Work to complete.
Extract every line where the string "nhất" appears.

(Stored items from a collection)
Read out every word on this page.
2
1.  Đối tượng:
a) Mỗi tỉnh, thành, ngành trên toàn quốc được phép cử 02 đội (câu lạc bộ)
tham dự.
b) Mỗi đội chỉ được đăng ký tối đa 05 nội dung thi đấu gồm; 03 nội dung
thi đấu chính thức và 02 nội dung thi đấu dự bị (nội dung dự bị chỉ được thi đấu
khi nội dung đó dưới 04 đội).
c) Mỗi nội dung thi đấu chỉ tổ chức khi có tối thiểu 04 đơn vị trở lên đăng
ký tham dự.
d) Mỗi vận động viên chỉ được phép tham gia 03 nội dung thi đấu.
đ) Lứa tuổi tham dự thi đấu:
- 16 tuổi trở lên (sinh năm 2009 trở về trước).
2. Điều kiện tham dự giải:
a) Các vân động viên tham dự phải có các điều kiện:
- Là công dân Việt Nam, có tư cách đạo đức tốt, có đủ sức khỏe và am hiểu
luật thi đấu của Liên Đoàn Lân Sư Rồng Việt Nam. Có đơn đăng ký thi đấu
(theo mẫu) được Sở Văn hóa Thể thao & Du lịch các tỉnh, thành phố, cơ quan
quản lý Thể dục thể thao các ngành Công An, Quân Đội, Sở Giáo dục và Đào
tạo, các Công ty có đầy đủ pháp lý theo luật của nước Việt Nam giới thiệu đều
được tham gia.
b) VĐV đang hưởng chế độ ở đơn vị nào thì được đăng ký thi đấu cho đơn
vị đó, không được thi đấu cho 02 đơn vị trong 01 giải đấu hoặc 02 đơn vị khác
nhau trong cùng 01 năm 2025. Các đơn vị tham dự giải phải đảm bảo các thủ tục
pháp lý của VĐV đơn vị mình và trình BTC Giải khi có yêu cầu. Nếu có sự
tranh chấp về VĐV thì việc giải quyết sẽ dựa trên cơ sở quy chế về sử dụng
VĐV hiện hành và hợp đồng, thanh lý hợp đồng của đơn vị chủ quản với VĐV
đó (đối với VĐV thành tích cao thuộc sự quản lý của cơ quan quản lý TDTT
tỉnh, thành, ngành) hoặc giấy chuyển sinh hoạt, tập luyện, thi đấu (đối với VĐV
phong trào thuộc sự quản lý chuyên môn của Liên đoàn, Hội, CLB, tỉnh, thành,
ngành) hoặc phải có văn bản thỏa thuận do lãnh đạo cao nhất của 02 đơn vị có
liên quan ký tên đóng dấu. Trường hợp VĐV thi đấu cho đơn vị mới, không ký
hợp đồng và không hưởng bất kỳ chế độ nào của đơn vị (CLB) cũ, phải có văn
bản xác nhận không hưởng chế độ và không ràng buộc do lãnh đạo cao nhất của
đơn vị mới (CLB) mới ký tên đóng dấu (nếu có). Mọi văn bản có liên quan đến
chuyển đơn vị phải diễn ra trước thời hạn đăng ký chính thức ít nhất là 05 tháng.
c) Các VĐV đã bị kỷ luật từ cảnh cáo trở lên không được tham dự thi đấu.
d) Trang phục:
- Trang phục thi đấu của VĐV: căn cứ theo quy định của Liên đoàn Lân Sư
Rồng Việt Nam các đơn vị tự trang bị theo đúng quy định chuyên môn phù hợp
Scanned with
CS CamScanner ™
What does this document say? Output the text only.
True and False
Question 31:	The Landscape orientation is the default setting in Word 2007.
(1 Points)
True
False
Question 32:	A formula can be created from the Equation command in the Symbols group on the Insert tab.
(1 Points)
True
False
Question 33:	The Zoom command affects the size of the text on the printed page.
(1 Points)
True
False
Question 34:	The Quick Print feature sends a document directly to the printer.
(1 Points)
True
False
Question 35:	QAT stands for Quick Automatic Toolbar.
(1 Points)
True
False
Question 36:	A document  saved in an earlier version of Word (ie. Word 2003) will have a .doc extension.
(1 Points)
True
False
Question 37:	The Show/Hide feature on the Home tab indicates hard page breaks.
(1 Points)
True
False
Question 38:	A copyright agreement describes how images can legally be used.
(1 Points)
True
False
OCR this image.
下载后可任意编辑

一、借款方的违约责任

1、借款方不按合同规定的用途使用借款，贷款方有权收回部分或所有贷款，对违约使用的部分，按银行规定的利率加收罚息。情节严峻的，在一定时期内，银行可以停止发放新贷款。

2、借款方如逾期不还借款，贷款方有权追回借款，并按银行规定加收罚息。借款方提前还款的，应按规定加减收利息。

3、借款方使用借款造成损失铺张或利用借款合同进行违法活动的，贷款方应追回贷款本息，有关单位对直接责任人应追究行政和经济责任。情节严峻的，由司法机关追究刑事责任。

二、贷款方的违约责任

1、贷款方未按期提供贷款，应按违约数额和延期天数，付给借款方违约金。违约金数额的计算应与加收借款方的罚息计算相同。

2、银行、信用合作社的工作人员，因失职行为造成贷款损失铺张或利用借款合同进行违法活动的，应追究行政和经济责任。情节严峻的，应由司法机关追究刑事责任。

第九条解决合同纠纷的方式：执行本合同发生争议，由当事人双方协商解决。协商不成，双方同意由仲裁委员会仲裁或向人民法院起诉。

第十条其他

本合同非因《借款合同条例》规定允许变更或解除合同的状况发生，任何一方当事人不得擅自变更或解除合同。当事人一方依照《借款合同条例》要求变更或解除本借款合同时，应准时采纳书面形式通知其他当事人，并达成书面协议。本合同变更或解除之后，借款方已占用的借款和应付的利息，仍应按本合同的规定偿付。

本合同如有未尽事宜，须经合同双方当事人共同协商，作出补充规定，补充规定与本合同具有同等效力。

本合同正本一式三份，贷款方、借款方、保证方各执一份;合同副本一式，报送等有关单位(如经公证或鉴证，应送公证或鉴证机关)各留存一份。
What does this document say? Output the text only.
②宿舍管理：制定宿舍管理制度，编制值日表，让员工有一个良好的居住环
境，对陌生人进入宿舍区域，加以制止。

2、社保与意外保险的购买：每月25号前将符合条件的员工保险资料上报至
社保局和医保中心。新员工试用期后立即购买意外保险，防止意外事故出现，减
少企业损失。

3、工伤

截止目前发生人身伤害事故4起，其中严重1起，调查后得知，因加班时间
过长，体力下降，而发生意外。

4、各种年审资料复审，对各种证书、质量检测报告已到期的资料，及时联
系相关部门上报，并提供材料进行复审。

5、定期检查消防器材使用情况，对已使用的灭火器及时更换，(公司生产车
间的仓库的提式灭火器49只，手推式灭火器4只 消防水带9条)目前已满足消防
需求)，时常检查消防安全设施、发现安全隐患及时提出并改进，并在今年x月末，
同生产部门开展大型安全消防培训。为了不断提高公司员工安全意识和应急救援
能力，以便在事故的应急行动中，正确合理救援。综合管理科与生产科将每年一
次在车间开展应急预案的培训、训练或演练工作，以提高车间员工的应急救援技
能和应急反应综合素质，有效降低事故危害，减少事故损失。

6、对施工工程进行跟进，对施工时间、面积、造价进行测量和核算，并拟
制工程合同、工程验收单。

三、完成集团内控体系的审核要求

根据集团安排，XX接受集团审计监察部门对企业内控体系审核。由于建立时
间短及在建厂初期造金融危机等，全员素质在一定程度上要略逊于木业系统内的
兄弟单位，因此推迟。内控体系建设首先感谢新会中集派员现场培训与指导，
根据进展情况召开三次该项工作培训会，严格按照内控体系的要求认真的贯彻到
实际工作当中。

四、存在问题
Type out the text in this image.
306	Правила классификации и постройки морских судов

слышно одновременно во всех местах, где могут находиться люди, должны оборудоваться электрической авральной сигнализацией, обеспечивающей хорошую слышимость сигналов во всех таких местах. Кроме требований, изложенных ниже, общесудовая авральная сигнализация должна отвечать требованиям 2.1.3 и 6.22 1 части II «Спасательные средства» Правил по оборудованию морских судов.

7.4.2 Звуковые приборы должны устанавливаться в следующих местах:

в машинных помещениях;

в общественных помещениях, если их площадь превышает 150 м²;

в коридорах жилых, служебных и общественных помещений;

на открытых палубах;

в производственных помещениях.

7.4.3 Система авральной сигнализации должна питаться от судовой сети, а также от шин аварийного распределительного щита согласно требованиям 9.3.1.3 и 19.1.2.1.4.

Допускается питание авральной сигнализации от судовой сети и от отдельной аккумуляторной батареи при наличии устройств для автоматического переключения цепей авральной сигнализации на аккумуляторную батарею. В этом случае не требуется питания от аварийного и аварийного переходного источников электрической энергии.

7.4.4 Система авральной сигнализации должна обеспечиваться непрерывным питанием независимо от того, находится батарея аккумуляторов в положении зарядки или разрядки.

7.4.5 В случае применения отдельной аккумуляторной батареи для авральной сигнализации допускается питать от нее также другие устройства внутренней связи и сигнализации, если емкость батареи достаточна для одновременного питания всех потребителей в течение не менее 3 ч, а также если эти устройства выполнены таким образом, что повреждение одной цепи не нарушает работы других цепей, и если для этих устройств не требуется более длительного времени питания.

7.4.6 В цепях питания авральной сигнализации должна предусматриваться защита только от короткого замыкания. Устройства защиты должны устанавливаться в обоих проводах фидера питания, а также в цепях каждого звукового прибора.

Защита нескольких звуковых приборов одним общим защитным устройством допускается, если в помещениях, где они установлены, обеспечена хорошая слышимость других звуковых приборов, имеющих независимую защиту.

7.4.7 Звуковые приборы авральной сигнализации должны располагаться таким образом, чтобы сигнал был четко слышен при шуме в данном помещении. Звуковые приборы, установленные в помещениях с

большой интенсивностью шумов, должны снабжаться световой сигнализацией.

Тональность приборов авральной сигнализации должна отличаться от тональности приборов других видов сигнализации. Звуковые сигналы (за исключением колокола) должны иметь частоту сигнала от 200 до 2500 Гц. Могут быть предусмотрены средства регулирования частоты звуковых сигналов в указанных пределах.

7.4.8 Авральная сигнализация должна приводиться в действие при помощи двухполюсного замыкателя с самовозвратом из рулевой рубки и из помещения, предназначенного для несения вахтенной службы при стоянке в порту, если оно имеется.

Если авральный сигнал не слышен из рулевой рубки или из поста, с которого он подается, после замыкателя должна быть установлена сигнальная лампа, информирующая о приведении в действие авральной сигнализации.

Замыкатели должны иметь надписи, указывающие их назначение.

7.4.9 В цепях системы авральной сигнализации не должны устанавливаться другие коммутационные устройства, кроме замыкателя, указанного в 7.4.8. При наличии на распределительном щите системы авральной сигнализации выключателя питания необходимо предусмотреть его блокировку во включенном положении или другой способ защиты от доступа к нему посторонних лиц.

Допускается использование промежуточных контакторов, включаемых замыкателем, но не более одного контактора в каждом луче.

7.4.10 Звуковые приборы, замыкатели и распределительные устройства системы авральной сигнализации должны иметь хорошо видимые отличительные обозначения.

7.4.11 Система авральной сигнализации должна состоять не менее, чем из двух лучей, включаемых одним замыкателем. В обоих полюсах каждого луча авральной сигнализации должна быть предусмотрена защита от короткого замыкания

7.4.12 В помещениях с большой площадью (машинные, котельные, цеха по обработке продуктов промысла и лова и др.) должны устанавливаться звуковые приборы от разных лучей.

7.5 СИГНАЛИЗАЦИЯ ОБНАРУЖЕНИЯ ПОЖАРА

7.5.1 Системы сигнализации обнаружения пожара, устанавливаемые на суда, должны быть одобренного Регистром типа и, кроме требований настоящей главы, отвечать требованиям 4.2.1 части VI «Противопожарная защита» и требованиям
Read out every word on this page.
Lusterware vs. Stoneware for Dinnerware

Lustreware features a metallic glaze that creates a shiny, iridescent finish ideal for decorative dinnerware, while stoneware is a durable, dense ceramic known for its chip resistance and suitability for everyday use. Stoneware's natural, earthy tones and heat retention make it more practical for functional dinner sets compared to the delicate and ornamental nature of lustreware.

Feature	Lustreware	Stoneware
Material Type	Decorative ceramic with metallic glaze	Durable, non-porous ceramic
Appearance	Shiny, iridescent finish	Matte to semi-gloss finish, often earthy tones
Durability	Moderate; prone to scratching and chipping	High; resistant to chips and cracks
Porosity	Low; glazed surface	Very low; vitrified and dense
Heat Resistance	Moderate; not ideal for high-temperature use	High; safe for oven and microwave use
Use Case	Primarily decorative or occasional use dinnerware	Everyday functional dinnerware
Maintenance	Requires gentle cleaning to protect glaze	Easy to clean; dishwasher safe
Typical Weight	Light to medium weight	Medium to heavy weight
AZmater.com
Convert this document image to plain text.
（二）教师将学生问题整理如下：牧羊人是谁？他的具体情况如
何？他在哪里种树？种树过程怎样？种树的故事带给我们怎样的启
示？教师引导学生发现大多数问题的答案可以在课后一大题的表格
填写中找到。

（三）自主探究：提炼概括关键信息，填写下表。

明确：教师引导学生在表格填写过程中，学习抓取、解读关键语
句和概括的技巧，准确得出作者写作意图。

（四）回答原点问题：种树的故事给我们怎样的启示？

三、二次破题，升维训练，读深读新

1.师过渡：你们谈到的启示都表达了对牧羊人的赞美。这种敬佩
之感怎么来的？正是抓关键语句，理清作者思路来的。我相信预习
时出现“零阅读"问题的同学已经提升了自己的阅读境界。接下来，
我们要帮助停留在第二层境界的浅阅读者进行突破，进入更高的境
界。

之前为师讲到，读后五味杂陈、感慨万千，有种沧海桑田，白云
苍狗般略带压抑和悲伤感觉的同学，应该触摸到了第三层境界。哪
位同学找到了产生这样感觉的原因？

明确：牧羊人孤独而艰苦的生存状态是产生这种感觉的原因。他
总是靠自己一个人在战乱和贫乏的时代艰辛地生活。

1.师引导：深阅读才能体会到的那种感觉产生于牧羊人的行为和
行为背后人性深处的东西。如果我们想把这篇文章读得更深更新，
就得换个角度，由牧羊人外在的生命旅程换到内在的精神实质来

Exercise result.
ngành) hoặc phải có văn bản thỏa thuận do lãnh đạo cao nhất của 02 đơn vị có
bản xác nhận không hưởng chế độ và không ràng buộc do lãnh đạo cao nhất của
chuyển đơn vị phải diễn ra trước thời hạn đăng ký chính thức ít nhất là 05 tháng.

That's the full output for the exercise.